> _Task_
Below is a listing; reproduce each line of it exactly.

"""

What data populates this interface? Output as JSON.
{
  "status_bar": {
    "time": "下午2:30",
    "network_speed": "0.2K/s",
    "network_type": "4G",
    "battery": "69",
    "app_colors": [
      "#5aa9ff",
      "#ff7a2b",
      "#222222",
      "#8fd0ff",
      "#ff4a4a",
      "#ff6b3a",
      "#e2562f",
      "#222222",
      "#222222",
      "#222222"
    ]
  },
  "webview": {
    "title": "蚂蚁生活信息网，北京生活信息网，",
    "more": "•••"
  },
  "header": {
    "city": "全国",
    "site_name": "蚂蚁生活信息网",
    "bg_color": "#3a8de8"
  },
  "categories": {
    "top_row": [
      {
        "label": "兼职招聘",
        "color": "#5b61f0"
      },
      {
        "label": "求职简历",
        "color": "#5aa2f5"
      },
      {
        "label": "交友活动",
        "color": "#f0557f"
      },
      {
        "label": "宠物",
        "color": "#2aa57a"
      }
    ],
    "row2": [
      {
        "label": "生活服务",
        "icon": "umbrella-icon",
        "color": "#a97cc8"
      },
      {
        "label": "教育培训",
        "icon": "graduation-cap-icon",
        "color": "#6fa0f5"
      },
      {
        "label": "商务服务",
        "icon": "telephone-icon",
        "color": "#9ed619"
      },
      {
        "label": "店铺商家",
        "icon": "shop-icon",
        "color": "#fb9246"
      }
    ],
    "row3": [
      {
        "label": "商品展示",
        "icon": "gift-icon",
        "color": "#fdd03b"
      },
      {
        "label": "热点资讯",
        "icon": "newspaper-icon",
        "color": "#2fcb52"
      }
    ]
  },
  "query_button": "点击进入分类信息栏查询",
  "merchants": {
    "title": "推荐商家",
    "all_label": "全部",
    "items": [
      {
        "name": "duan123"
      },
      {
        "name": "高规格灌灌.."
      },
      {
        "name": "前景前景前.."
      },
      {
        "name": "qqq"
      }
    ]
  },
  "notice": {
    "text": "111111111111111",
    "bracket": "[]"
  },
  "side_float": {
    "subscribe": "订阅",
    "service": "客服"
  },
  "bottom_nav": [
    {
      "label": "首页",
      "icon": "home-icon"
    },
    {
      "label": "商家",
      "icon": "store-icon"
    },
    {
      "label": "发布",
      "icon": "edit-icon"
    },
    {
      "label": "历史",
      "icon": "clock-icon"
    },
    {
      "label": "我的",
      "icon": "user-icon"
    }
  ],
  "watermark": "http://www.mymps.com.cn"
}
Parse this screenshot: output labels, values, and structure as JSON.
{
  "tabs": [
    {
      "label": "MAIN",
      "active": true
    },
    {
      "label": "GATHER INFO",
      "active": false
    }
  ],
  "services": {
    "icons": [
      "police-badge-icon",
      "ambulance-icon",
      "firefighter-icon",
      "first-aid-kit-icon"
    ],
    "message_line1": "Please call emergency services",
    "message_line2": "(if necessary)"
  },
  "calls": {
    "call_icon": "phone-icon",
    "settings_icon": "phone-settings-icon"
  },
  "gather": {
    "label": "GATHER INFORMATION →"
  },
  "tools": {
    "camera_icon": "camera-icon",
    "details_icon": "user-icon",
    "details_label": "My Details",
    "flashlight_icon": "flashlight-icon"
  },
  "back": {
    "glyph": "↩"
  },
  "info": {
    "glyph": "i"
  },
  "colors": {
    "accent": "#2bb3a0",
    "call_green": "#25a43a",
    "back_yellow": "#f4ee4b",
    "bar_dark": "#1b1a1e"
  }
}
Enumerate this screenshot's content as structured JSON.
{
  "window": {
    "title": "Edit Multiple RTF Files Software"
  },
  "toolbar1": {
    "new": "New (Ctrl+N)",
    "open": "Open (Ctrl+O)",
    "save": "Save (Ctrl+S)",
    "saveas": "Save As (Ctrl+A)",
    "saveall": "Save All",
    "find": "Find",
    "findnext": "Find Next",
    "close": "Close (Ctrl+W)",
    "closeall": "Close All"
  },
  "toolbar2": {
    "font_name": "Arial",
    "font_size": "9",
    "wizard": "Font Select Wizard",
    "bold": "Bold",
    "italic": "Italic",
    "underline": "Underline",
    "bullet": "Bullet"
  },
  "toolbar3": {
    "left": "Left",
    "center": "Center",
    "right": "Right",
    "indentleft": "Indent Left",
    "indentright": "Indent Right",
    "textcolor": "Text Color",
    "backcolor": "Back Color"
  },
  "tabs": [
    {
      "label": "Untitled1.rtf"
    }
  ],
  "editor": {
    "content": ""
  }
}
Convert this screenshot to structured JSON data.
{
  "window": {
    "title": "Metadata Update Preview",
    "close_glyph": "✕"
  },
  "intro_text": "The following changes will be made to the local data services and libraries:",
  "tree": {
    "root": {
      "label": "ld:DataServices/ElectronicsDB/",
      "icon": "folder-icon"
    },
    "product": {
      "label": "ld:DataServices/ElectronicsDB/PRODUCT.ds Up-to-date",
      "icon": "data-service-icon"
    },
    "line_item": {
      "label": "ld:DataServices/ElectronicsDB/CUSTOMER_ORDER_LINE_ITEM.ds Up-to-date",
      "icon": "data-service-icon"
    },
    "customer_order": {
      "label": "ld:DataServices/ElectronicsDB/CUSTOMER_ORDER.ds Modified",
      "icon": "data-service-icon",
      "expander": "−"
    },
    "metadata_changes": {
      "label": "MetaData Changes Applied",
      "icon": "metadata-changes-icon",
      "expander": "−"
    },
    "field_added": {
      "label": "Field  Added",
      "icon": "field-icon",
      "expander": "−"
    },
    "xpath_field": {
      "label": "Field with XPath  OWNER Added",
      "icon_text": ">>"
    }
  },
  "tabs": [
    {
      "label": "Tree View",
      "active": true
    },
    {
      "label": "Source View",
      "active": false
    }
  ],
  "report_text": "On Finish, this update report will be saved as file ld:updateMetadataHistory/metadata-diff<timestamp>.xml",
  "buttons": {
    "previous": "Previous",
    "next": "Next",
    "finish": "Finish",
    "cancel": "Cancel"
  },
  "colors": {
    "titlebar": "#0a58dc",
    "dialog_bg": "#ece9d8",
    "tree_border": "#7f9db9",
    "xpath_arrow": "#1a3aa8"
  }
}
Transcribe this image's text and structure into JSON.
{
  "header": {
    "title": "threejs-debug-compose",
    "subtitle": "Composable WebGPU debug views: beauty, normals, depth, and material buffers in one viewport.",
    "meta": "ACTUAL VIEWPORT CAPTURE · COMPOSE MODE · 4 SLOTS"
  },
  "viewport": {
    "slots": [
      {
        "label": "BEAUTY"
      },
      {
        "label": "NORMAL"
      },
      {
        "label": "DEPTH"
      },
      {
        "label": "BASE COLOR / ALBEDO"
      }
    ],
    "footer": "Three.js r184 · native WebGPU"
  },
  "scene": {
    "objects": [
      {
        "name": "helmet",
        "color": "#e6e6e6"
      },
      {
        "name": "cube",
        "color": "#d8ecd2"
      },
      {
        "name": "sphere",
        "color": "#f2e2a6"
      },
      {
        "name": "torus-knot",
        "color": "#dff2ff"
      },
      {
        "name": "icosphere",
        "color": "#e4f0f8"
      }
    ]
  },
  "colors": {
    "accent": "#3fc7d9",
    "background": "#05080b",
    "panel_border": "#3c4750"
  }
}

"""

> _Result for this exercise_
What data populates this interface? Output as JSON.
{
  "status_bar": {
    "time": "下午2:30",
    "network_speed": "0.2K/s",
    "network_type": "4G",
    "battery": "69",
    "app_colors": [
      "#5aa9ff",
      "#ff7a2b",
      "#222222",
      "#8fd0ff",
      "#ff4a4a",
      "#ff6b3a",
      "#e2562f",
      "#222222",
      "#222222",
      "#222222"
    ]
  },
  "webview": {
    "title": "蚂蚁生活信息网，北京生活信息网，",
    "more": "•••"
  },
  "header": {
    "city": "全国",
    "site_name": "蚂蚁生活信息网",
    "bg_color": "#3a8de8"
  },
  "categories": {
    "top_row": [
      {
        "label": "兼职招聘",
        "color": "#5b61f0"
      },
      {
        "label": "求职简历",
        "color": "#5aa2f5"
      },
      {
        "label": "交友活动",
        "color": "#f0557f"
      },
      {
        "label": "宠物",
        "color": "#2aa57a"
      }
    ],
    "row2": [
      {
        "label": "生活服务",
        "icon": "umbrella-icon",
        "color": "#a97cc8"
      },
      {
        "label": "教育培训",
        "icon": "graduation-cap-icon",
        "color": "#6fa0f5"
      },
      {
        "label": "商务服务",
        "icon": "telephone-icon",
        "color": "#9ed619"
      },
      {
        "label": "店铺商家",
        "icon": "shop-icon",
        "color": "#fb9246"
      }
    ],
    "row3": [
      {
        "label": "商品展示",
        "icon": "gift-icon",
        "color": "#fdd03b"
      },
      {
        "label": "热点资讯",
        "icon": "newspaper-icon",
        "color": "#2fcb52"
      }
    ]
  },
  "query_button": "点击进入分类信息栏查询",
  "merchants": {
    "title": "推荐商家",
    "all_label": "全部",
    "items": [
      {
        "name": "duan123"
      },
      {
        "name": "高规格灌灌.."
      },
      {
        "name": "前景前景前.."
      },
      {
        "name": "qqq"
      }
    ]
  },
  "notice": {
    "text": "111111111111111",
    "bracket": "[]"
  },
  "side_float": {
    "subscribe": "订阅",
    "service": "客服"
  },
  "bottom_nav": [
    {
      "label": "首页",
      "icon": "home-icon"
    },
    {
      "label": "商家",
      "icon": "store-icon"
    },
    {
      "label": "发布",
      "icon": "edit-icon"
    },
    {
      "label": "历史",
      "icon": "clock-icon"
    },
    {
      "label": "我的",
      "icon": "user-icon"
    }
  ],
  "watermark": "http://www.mymps.com.cn"
}
Parse this screenshot: output labels, values, and structure as JSON.
{
  "tabs": [
    {
      "label": "MAIN",
      "active": true
    },
    {
      "label": "GATHER INFO",
      "active": false
    }
  ],
  "services": {
    "icons": [
      "police-badge-icon",
      "ambulance-icon",
      "firefighter-icon",
      "first-aid-kit-icon"
    ],
    "message_line1": "Please call emergency services",
    "message_line2": "(if necessary)"
  },
  "calls": {
    "call_icon": "phone-icon",
    "settings_icon": "phone-settings-icon"
  },
  "gather": {
    "label": "GATHER INFORMATION →"
  },
  "tools": {
    "camera_icon": "camera-icon",
    "details_icon": "user-icon",
    "details_label": "My Details",
    "flashlight_icon": "flashlight-icon"
  },
  "back": {
    "glyph": "↩"
  },
  "info": {
    "glyph": "i"
  },
  "colors": {
    "accent": "#2bb3a0",
    "call_green": "#25a43a",
    "back_yellow": "#f4ee4b",
    "bar_dark": "#1b1a1e"
  }
}
Enumerate this screenshot's content as structured JSON.
{
  "window": {
    "title": "Edit Multiple RTF Files Software"
  },
  "toolbar1": {
    "new": "New (Ctrl+N)",
    "open": "Open (Ctrl+O)",
    "save": "Save (Ctrl+S)",
    "saveas": "Save As (Ctrl+A)",
    "saveall": "Save All",
    "find": "Find",
    "findnext": "Find Next",
    "close": "Close (Ctrl+W)",
    "closeall": "Close All"
  },
  "toolbar2": {
    "font_name": "Arial",
    "font_size": "9",
    "wizard": "Font Select Wizard",
    "bold": "Bold",
    "italic": "Italic",
    "underline": "Underline",
    "bullet": "Bullet"
  },
  "toolbar3": {
    "left": "Left",
    "center": "Center",
    "right": "Right",
    "indentleft": "Indent Left",
    "indentright": "Indent Right",
    "textcolor": "Text Color",
    "backcolor": "Back Color"
  },
  "tabs": [
    {
      "label": "Untitled1.rtf"
    }
  ],
  "editor": {
    "content": ""
  }
}
Convert this screenshot to structured JSON data.
{
  "window": {
    "title": "Metadata Update Preview",
    "close_glyph": "✕"
  },
  "intro_text": "The following changes will be made to the local data services and libraries:",
  "tree": {
    "root": {
      "label": "ld:DataServices/ElectronicsDB/",
      "icon": "folder-icon"
    },
    "product": {
      "label": "ld:DataServices/ElectronicsDB/PRODUCT.ds Up-to-date",
      "icon": "data-service-icon"
    },
    "line_item": {
      "label": "ld:DataServices/ElectronicsDB/CUSTOMER_ORDER_LINE_ITEM.ds Up-to-date",
      "icon": "data-service-icon"
    },
    "customer_order": {
      "label": "ld:DataServices/ElectronicsDB/CUSTOMER_ORDER.ds Modified",
      "icon": "data-service-icon",
      "expander": "−"
    },
    "metadata_changes": {
      "label": "MetaData Changes Applied",
      "icon": "metadata-changes-icon",
      "expander": "−"
    },
    "field_added": {
      "label": "Field  Added",
      "icon": "field-icon",
      "expander": "−"
    },
    "xpath_field": {
      "label": "Field with XPath  OWNER Added",
      "icon_text": ">>"
    }
  },
  "tabs": [
    {
      "label": "Tree View",
      "active": true
    },
    {
      "label": "Source View",
      "active": false
    }
  ],
  "report_text": "On Finish, this update report will be saved as file ld:updateMetadataHistory/metadata-diff<timestamp>.xml",
  "buttons": {
    "previous": "Previous",
    "next": "Next",
    "finish": "Finish",
    "cancel": "Cancel"
  },
  "colors": {
    "titlebar": "#0a58dc",
    "dialog_bg": "#ece9d8",
    "tree_border": "#7f9db9",
    "xpath_arrow": "#1a3aa8"
  }
}
Transcribe this image's text and structure into JSON.
{
  "header": {
    "title": "threejs-debug-compose",
    "subtitle": "Composable WebGPU debug views: beauty, normals, depth, and material buffers in one viewport.",
    "meta": "ACTUAL VIEWPORT CAPTURE · COMPOSE MODE · 4 SLOTS"
  },
  "viewport": {
    "slots": [
      {
        "label": "BEAUTY"
      },
      {
        "label": "NORMAL"
      },
      {
        "label": "DEPTH"
      },
      {
        "label": "BASE COLOR / ALBEDO"
      }
    ],
    "footer": "Three.js r184 · native WebGPU"
  },
  "scene": {
    "objects": [
      {
        "name": "helmet",
        "color": "#e6e6e6"
      },
      {
        "name": "cube",
        "color": "#d8ecd2"
      },
      {
        "name": "sphere",
        "color": "#f2e2a6"
      },
      {
        "name": "torus-knot",
        "color": "#dff2ff"
      },
      {
        "name": "icosphere",
        "color": "#e4f0f8"
      }
    ]
  },
  "colors": {
    "accent": "#3fc7d9",
    "background": "#05080b",
    "panel_border": "#3c4750"
  }
}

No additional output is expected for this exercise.